* [Task instructions]
Give a count of the lines below that have the string "text" in them, with no other words.

A run of records:

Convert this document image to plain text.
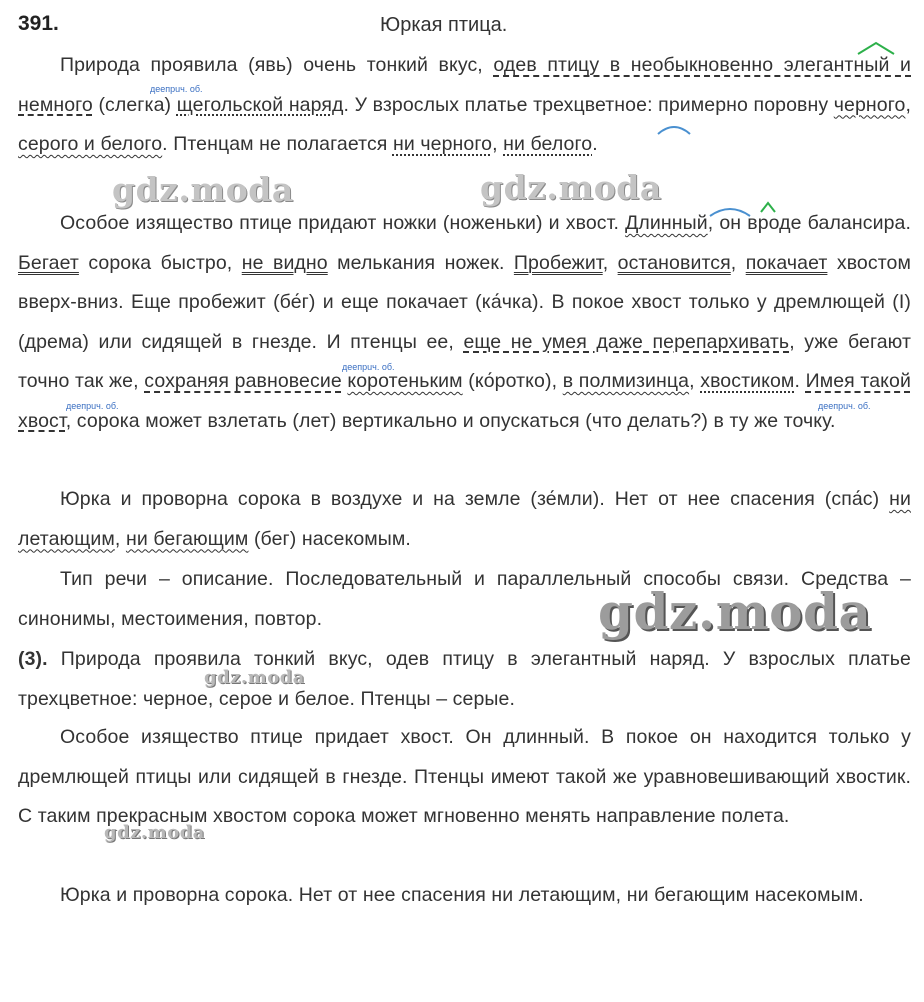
391.	Юркая птица.

Природа проявила (явь) очень тонкий вкус, одев птицу в необыкновенно элегантный и немного (слегка) щегольской наряд. У взрослых платье трехцветное: примерно поровну черного, серого и белого. Птенцам не полагается ни черного, ни белого.

Особое изящество птице придают ножки (ноженьки) и хвост. Длинный, он вроде балансира. Бегает сорока быстро, не видно мелькания ножек. Пробежит, остановится, покачает хвостом вверх-вниз. Еще пробежит (бе́г) и еще покачает (ка́чка). В покое хвост только у дремлющей (I) (дрема) или сидящей в гнезде. И птенцы ее, еще не умея даже перепархивать, уже бегают точно так же, сохраняя равновесие коротеньким (ко́ротко), в полмизинца, хвостиком. Имея такой хвост, сорока может взлетать (лет) вертикально и опускаться (что делать?) в ту же точку.

Юрка и проворна сорока в воздухе и на земле (зе́мли). Нет от нее спасения (спа́с) ни летающим, ни бегающим (бег) насекомым.

Тип речи – описание. Последовательный и параллельный способы связи. Средства – синонимы, местоимения, повтор.

(3). Природа проявила тонкий вкус, одев птицу в элегантный наряд. У взрослых платье трехцветное: черное, серое и белое. Птенцы – серые.

Особое изящество птице придает хвост. Он длинный. В покое он находится только у дремлющей птицы или сидящей в гнезде. Птенцы имеют такой же уравновешивающий хвостик. С таким прекрасным хвостом сорока может мгновенно менять направление полета.

Юрка и проворна сорока. Нет от нее спасения ни летающим, ни бегающим насекомым.

деепрuч. об.
деепрuч. об.
деепрuч. об.	деепрuч. об.
gdz.moda	gdz.moda
gdz.moda
gdz.moda
gdz.moda
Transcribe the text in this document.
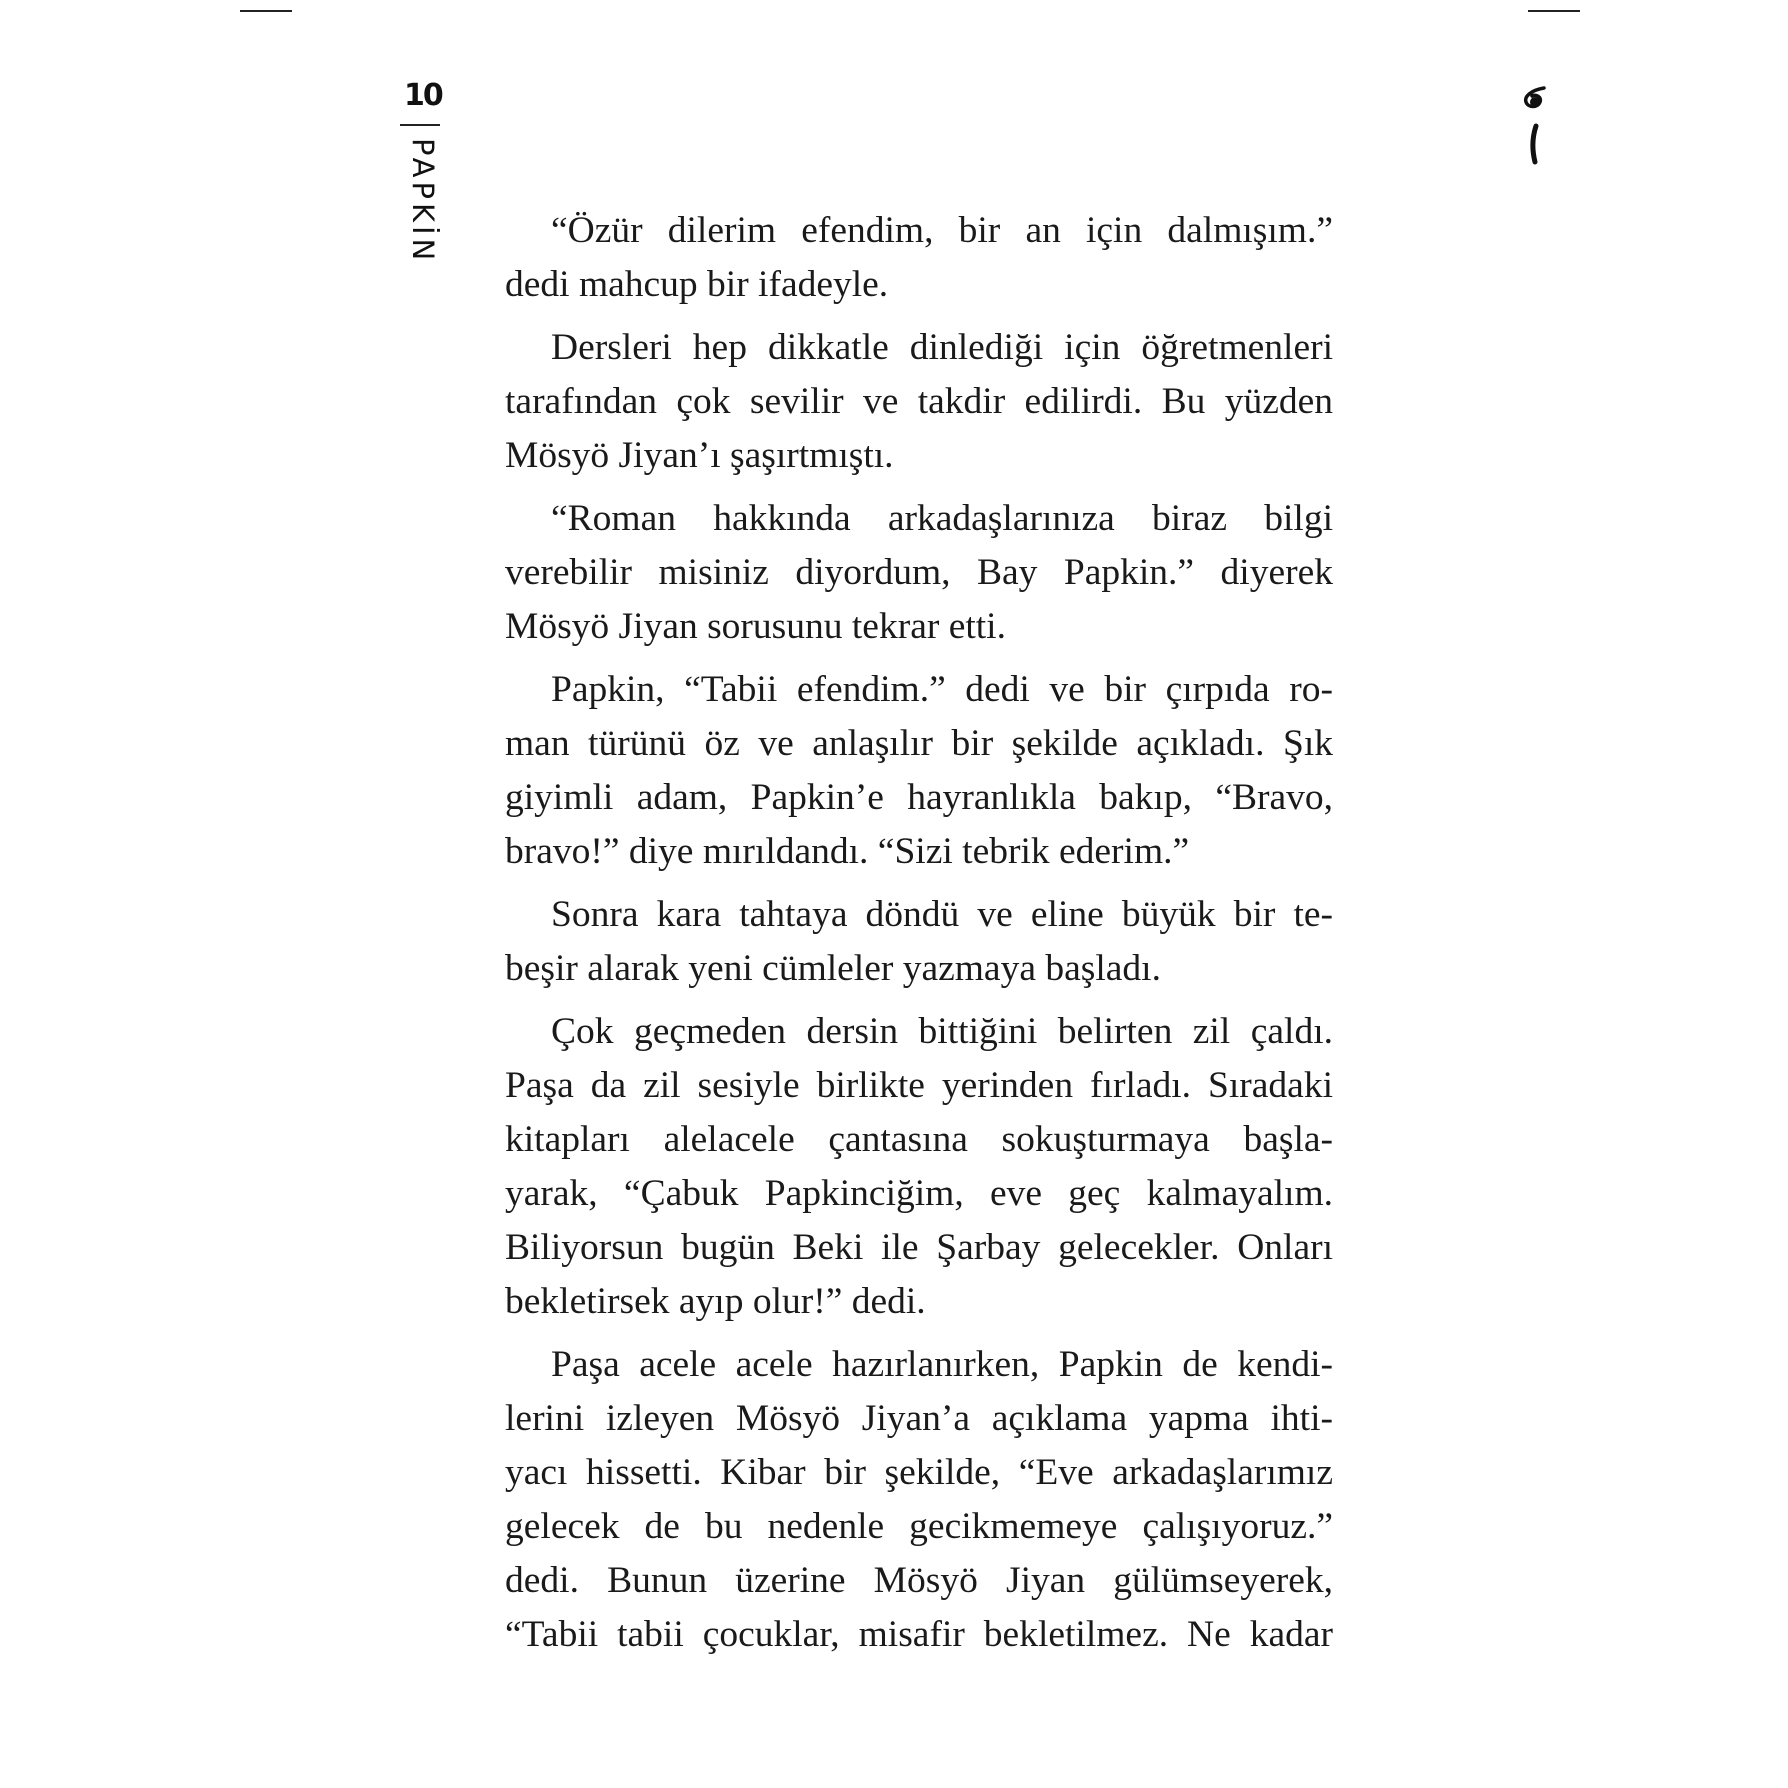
10
PAPKİN	“Özür dilerim efendim, bir an için dalmışım.”
dedi mahcup bir ifadeyle.
Dersleri hep dikkatle dinlediği için öğretmenleri
tarafından çok sevilir ve takdir edilirdi. Bu yüzden
Mösyö Jiyan’ı şaşırtmıştı.
“Roman hakkında arkadaşlarınıza biraz bilgi
verebilir misiniz diyordum, Bay Papkin.” diyerek
Mösyö Jiyan sorusunu tekrar etti.
Papkin, “Tabii efendim.” dedi ve bir çırpıda ro-
man türünü öz ve anlaşılır bir şekilde açıkladı. Şık
giyimli adam, Papkin’e hayranlıkla bakıp, “Bravo,
bravo!” diye mırıldandı. “Sizi tebrik ederim.”
Sonra kara tahtaya döndü ve eline büyük bir te-
beşir alarak yeni cümleler yazmaya başladı.
Çok geçmeden dersin bittiğini belirten zil çaldı.
Paşa da zil sesiyle birlikte yerinden fırladı. Sıradaki
kitapları alelacele çantasına sokuşturmaya başla-
yarak, “Çabuk Papkinciğim, eve geç kalmayalım.
Biliyorsun bugün Beki ile Şarbay gelecekler. Onları
bekletirsek ayıp olur!” dedi.
Paşa acele acele hazırlanırken, Papkin de kendi-
lerini izleyen Mösyö Jiyan’a açıklama yapma ihti-
yacı hissetti. Kibar bir şekilde, “Eve arkadaşlarımız
gelecek de bu nedenle gecikmemeye çalışıyoruz.”
dedi. Bunun üzerine Mösyö Jiyan gülümseyerek,
“Tabii tabii çocuklar, misafir bekletilmez. Ne kadar
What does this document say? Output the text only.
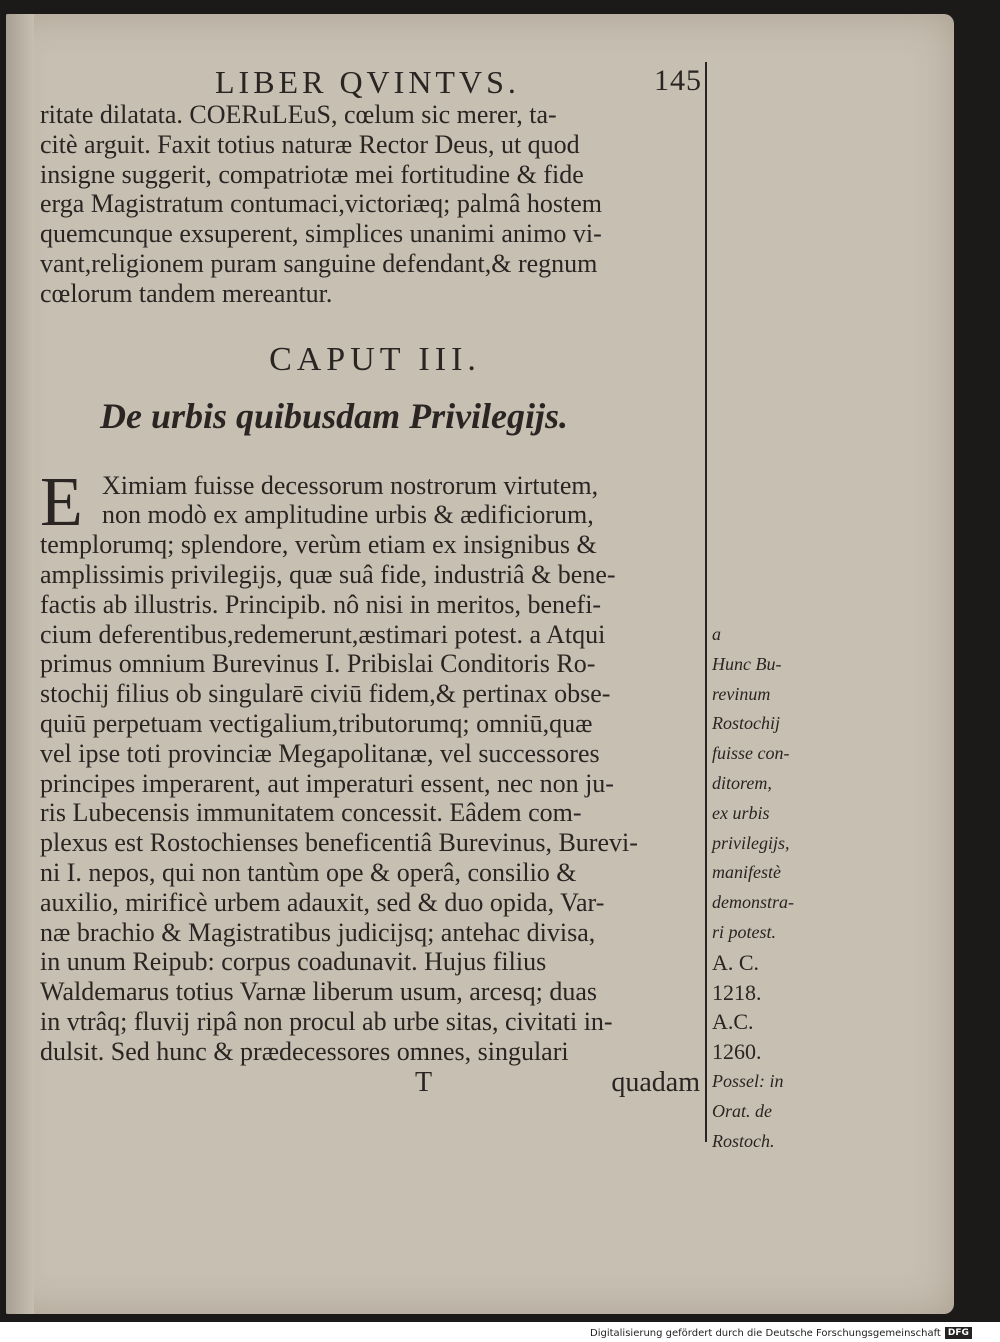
LIBER QVINTVS.	145

ritate dilatata. COERuLEuS, cœlum sic merer, ta-
citè arguit. Faxit totius naturæ Rector Deus, ut quod
insigne suggerit, compatriotæ mei fortitudine & fide
erga Magistratum contumaci,victoriæq; palmâ hostem
quemcunque exsuperent, simplices unanimi animo vi-
vant,religionem puram sanguine defendant,& regnum
cœlorum tandem mereantur.

CAPUT III.
De urbis quibusdam Privilegijs.

E Ximiam fuisse decessorum nostrorum virtutem,
non modò ex amplitudine urbis & ædificiorum,
templorumq; splendore, verùm etiam ex insignibus &
amplissimis privilegijs, quæ suâ fide, industriâ & bene-
factis ab illustris. Principib. nô nisi in meritos, benefi-
cium deferentibus,redemerunt,æstimari potest. a Atqui
primus omnium Burevinus I. Pribislai Conditoris Ro-
stochij filius ob singularē civiū fidem,& pertinax obse-
quiū perpetuam vectigalium,tributorumq; omniū,quæ
vel ipse toti provinciæ Megapolitanæ, vel successores
principes imperarent, aut imperaturi essent, nec non ju-
ris Lubecensis immunitatem concessit. Eâdem com-
plexus est Rostochienses beneficentiâ Burevinus, Burevi-
ni I. nepos, qui non tantùm ope & operâ, consilio &
auxilio, mirificè urbem adauxit, sed & duo opida, Var-
næ brachio & Magistratibus judicijsq; antehac divisa,
in unum Reipub: corpus coadunavit. Hujus filius
Waldemarus totius Varnæ liberum usum, arcesq; duas
in vtrâq; fluvij ripâ non procul ab urbe sitas, civitati in-
dulsit. Sed hunc & prædecessores omnes, singulari

T	quadam
a
Hunc Bu-
revinum
Rostochij
fuisse con-
ditorem,
ex urbis
privilegijs,
manifestè
demonstra-
ri potest.
A. C.
1218.
A.C.
1260.
Possel: in
Orat. de
Rostoch.
Digitalisierung gefördert durch die Deutsche Forschungsgemeinschaft DFG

* [Task result]
3